Short problem 1: Please copy the listing lines from the line with "state-border-line bbox=[371, 400, 432, 464]" to the line with "Annotate this image: element", keeping each one unchanged.

(sharing your stories, one post at a time.)
Friday, November 21, 2008
...
Ok, I'm feeling a little crazy lately.
I was out for lunch in SoHo today around
1ish, and I nearly fell over cuz I thought I saw
you. This is sooo not cool, dude.
Why do ya keep hanging around me?
I mean I really don't mind! I never did, but
I'm feelin just a little overwhelmed right now,
ya know, with you being gone and all the dreams,
and thoughts, and just feeling you around me, alot.
For my sanity,
I hope you're driving everyone else just as crazy!
Cuz this is just crazy!
Maybe I just miss you too much!
You're my oldest friend, my closest friend. And you were
such a big part of my life for a long while, and then after that
you stayed constant. And I guess now thinking about it, this is
all normal. I just miss someone who was and is very important to me.
James Shawn Agostini, I would never in a million years thought I would
have to face forever with you.
Ok...now that I'm rationalizing everything out loud, it doesn't sound too. bad.
Then I think what would I tell someone else in my shoes???
I would say...

Short problem 2: Continue the blog post about missing a lost friend from its final line.

Exercise inputs:

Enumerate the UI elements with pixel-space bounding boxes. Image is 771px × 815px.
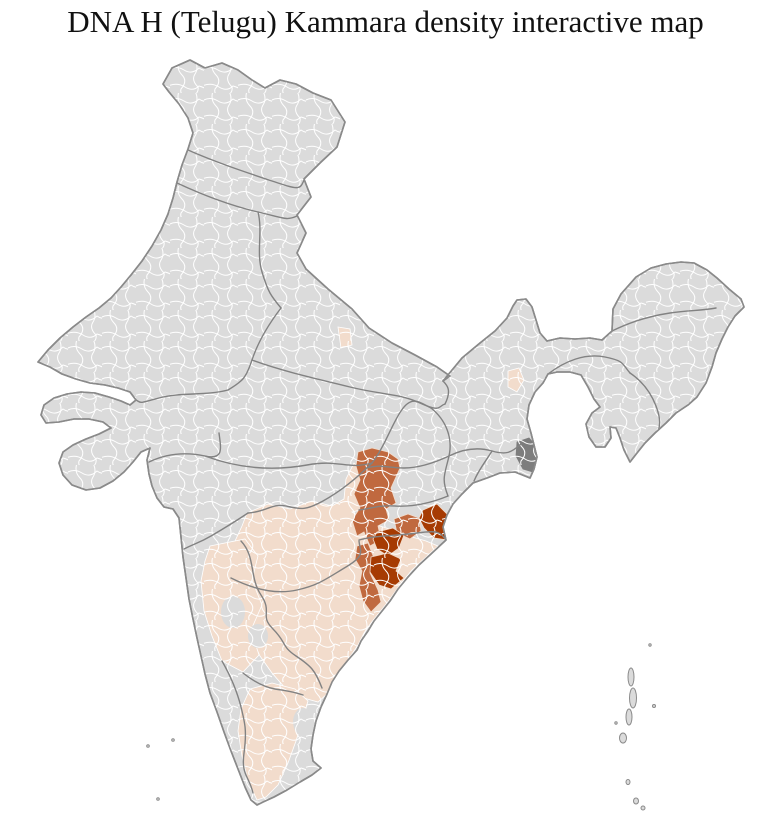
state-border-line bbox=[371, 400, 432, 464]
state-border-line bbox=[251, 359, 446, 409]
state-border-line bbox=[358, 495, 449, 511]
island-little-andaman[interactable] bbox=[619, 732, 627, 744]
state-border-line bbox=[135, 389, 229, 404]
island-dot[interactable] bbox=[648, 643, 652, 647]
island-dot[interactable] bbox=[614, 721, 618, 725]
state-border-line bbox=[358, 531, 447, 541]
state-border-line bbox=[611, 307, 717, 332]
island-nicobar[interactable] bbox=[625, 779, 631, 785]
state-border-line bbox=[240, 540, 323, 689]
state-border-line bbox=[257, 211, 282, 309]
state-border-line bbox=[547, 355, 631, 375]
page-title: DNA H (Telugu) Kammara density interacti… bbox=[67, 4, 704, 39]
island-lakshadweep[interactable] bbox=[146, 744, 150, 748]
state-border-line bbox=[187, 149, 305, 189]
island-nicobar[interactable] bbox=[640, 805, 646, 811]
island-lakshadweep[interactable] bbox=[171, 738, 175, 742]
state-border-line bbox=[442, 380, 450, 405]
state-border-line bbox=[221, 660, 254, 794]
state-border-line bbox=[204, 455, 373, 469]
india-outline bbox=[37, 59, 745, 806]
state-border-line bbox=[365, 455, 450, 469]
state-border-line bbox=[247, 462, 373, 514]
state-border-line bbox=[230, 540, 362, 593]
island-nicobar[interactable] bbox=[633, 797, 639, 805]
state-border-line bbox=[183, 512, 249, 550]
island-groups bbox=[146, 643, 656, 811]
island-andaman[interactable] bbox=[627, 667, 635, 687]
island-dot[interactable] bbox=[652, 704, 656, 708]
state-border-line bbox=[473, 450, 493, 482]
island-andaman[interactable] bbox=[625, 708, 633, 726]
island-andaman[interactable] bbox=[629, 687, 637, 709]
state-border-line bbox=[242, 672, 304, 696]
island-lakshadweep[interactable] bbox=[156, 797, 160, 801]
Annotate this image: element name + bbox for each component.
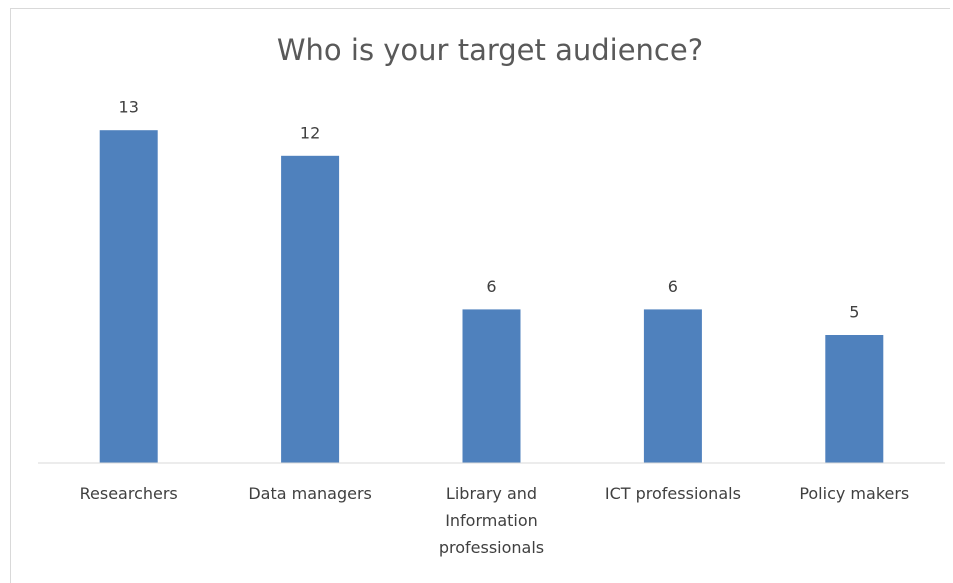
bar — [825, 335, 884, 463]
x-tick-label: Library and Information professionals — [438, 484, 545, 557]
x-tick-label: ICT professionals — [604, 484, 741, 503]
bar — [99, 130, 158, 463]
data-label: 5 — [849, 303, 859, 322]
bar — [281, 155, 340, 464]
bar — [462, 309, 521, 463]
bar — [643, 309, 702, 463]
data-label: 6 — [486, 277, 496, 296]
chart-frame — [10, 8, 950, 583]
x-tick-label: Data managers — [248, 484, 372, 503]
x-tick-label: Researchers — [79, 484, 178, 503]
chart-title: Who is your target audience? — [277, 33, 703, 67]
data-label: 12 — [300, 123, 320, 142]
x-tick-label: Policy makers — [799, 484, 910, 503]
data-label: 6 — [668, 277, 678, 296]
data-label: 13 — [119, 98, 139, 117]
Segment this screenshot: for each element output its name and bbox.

---

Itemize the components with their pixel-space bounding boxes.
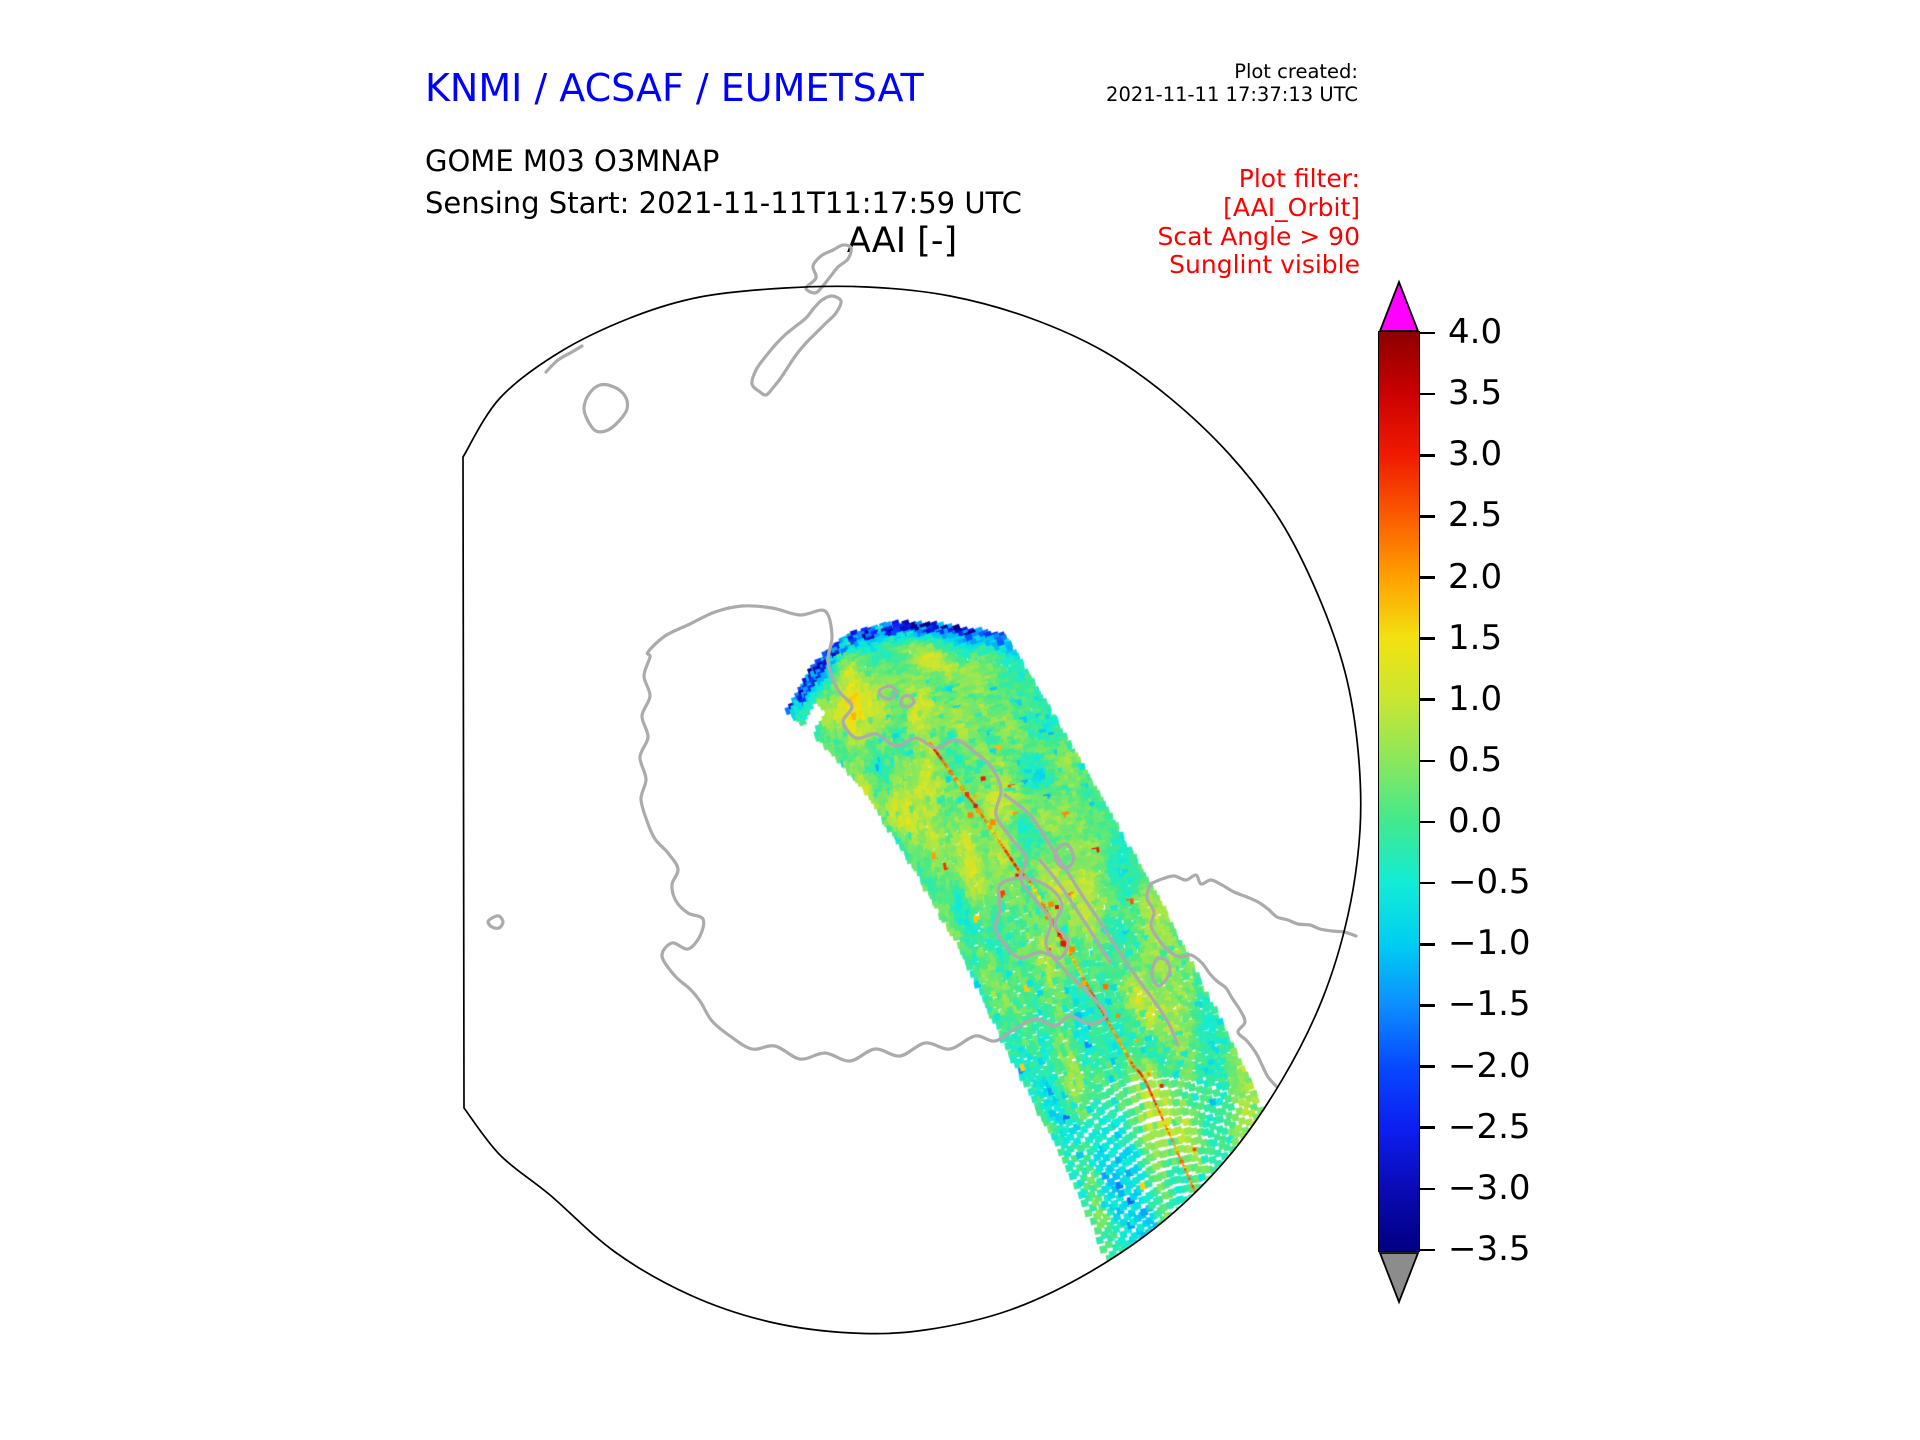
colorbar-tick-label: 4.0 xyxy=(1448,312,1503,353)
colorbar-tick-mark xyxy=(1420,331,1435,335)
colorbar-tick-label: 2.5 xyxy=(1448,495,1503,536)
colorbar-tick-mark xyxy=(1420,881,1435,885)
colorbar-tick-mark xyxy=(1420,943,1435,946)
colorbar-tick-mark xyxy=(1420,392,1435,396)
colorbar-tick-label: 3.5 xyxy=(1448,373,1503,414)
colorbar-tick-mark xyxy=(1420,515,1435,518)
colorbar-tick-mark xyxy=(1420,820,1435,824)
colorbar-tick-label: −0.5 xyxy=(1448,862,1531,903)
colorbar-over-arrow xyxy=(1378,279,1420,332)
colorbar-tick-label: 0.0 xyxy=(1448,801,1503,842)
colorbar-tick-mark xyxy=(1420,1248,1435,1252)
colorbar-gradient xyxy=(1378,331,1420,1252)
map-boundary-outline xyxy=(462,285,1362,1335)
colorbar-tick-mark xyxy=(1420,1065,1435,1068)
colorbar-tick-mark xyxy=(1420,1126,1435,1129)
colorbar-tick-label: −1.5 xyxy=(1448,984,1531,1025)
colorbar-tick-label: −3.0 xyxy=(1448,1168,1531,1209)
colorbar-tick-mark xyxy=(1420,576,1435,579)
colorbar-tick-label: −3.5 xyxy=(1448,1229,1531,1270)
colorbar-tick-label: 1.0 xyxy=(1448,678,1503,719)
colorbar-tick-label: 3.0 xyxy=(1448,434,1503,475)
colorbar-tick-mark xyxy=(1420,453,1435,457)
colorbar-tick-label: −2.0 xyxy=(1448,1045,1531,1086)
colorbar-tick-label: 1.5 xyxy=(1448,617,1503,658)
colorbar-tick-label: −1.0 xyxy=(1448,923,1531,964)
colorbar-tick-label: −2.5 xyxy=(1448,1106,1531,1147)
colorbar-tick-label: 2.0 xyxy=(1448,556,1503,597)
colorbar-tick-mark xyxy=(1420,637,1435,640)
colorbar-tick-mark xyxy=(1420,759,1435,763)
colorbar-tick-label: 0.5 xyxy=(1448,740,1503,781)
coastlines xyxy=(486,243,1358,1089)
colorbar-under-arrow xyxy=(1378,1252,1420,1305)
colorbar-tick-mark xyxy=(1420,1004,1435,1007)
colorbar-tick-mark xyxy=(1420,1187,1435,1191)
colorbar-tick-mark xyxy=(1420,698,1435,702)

...

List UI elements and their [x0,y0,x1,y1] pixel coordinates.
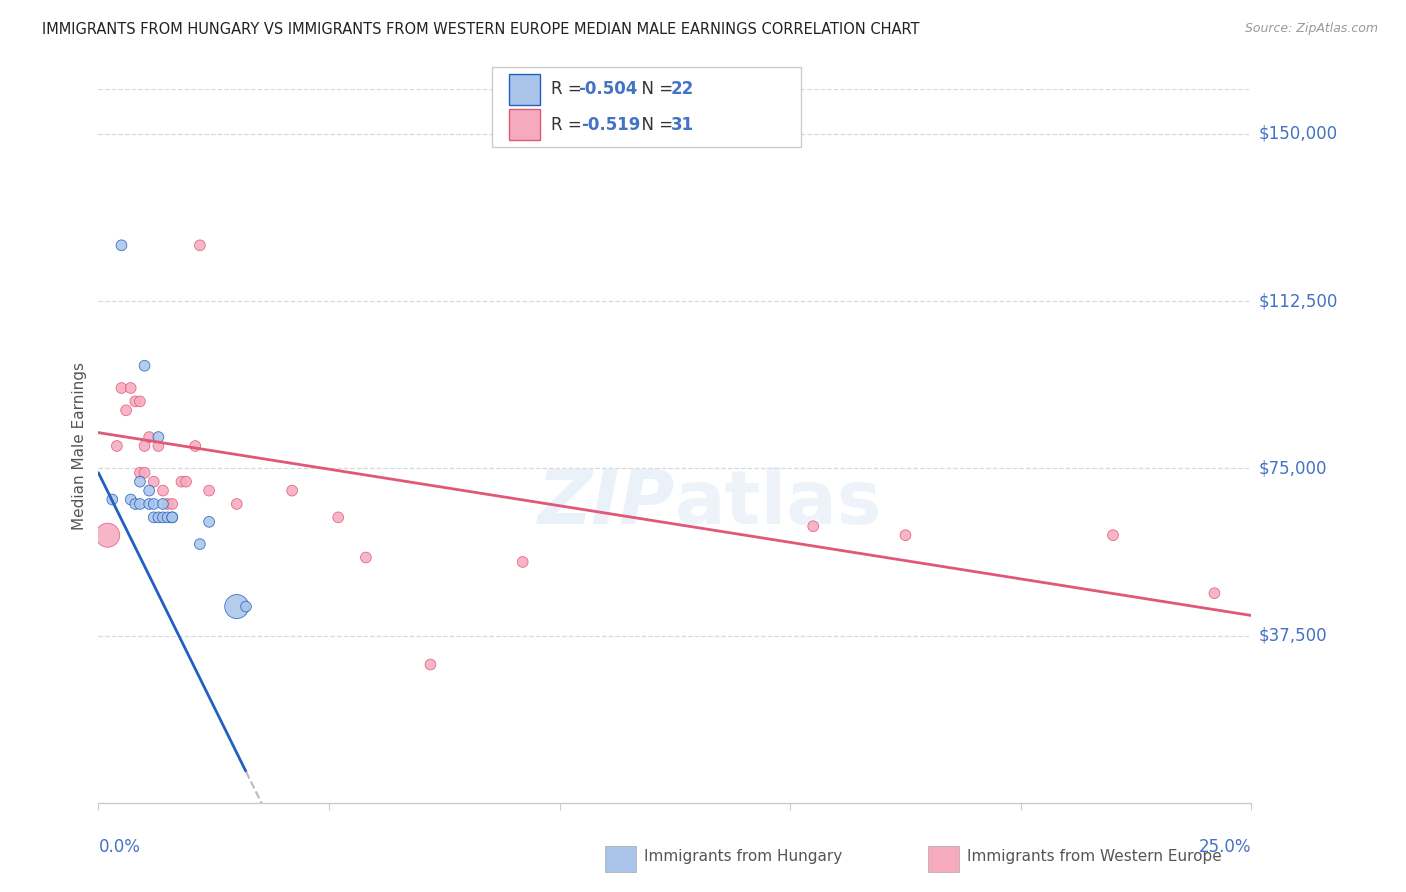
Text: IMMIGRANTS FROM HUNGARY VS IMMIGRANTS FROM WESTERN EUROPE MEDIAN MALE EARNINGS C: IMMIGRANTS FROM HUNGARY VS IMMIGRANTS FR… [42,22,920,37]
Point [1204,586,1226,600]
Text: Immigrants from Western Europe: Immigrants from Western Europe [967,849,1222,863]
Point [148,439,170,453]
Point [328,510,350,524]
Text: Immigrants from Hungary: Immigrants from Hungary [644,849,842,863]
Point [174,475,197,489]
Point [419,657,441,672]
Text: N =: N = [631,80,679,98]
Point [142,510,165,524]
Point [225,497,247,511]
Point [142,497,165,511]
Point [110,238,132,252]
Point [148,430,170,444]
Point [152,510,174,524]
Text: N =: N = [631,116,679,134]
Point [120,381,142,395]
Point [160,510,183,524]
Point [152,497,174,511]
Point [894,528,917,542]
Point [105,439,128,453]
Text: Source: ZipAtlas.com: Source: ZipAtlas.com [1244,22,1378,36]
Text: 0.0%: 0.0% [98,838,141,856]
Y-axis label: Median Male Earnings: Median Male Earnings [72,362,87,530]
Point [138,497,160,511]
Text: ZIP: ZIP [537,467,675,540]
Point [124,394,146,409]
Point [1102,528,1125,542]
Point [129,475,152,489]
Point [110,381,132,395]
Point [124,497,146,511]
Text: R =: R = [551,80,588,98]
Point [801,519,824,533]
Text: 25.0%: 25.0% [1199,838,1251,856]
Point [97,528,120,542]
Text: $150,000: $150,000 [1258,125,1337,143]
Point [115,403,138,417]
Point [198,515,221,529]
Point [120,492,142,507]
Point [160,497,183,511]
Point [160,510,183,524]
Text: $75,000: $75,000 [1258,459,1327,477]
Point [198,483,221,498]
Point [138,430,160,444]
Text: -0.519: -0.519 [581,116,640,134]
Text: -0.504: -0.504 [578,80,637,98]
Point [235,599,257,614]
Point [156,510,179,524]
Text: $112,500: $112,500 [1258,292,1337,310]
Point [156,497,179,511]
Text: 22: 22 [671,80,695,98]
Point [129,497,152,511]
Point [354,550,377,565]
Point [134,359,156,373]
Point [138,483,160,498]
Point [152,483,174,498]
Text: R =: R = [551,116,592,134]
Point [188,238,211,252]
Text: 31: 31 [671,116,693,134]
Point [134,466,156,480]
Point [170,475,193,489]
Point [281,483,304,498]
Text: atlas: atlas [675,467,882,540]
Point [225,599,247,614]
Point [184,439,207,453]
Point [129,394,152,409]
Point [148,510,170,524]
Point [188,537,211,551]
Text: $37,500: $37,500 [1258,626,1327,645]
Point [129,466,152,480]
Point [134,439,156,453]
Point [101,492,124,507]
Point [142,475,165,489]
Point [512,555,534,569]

Response 1:
state-border-line bbox=[371, 400, 432, 464]
state-border-line bbox=[251, 359, 446, 409]
state-border-line bbox=[358, 495, 449, 511]
island-little-andaman[interactable] bbox=[619, 732, 627, 744]
state-border-line bbox=[135, 389, 229, 404]
island-dot[interactable] bbox=[648, 643, 652, 647]
island-dot[interactable] bbox=[614, 721, 618, 725]
state-border-line bbox=[358, 531, 447, 541]
state-border-line bbox=[611, 307, 717, 332]
island-nicobar[interactable] bbox=[625, 779, 631, 785]
state-border-line bbox=[240, 540, 323, 689]
state-border-line bbox=[257, 211, 282, 309]
state-border-line bbox=[547, 355, 631, 375]
page-title: DNA H (Telugu) Kammara density interacti… bbox=[67, 4, 704, 39]
island-lakshadweep[interactable] bbox=[146, 744, 150, 748]
state-border-line bbox=[187, 149, 305, 189]
island-nicobar[interactable] bbox=[640, 805, 646, 811]
island-lakshadweep[interactable] bbox=[171, 738, 175, 742]
state-border-line bbox=[442, 380, 450, 405]
state-border-line bbox=[221, 660, 254, 794]
state-border-line bbox=[204, 455, 373, 469]
india-outline bbox=[37, 59, 745, 806]
state-border-line bbox=[365, 455, 450, 469]
state-border-line bbox=[247, 462, 373, 514]
state-border-line bbox=[230, 540, 362, 593]
island-nicobar[interactable] bbox=[633, 797, 639, 805]
state-border-line bbox=[183, 512, 249, 550]
island-groups bbox=[146, 643, 656, 811]
island-andaman[interactable] bbox=[627, 667, 635, 687]
island-dot[interactable] bbox=[652, 704, 656, 708]
state-border-line bbox=[473, 450, 493, 482]
island-andaman[interactable] bbox=[625, 708, 633, 726]
island-andaman[interactable] bbox=[629, 687, 637, 709]
state-border-line bbox=[242, 672, 304, 696]
island-lakshadweep[interactable] bbox=[156, 797, 160, 801]
Annotate this image: element name + bbox for each component.

Response 2:
That this is normal.
That you are going through one of the most difficult times in your life.
I would say that death is never easy to deal with,
especially when it is unexpected.
I would say that all your fears, all your feelings are the layers of the relationship
that you shared.
I would say that it is ok to cry.
Crying is just making room for healing, understanding, and acceptance.
I would say take your time and don't rush this time.
Because these feelings will the strongest and the freshest right now.
Hold onto the great memories and make a place for them because you'll need them
again to remind you, and keep you close to them....
So feel this all, take it all in...
In the end you'll be fine!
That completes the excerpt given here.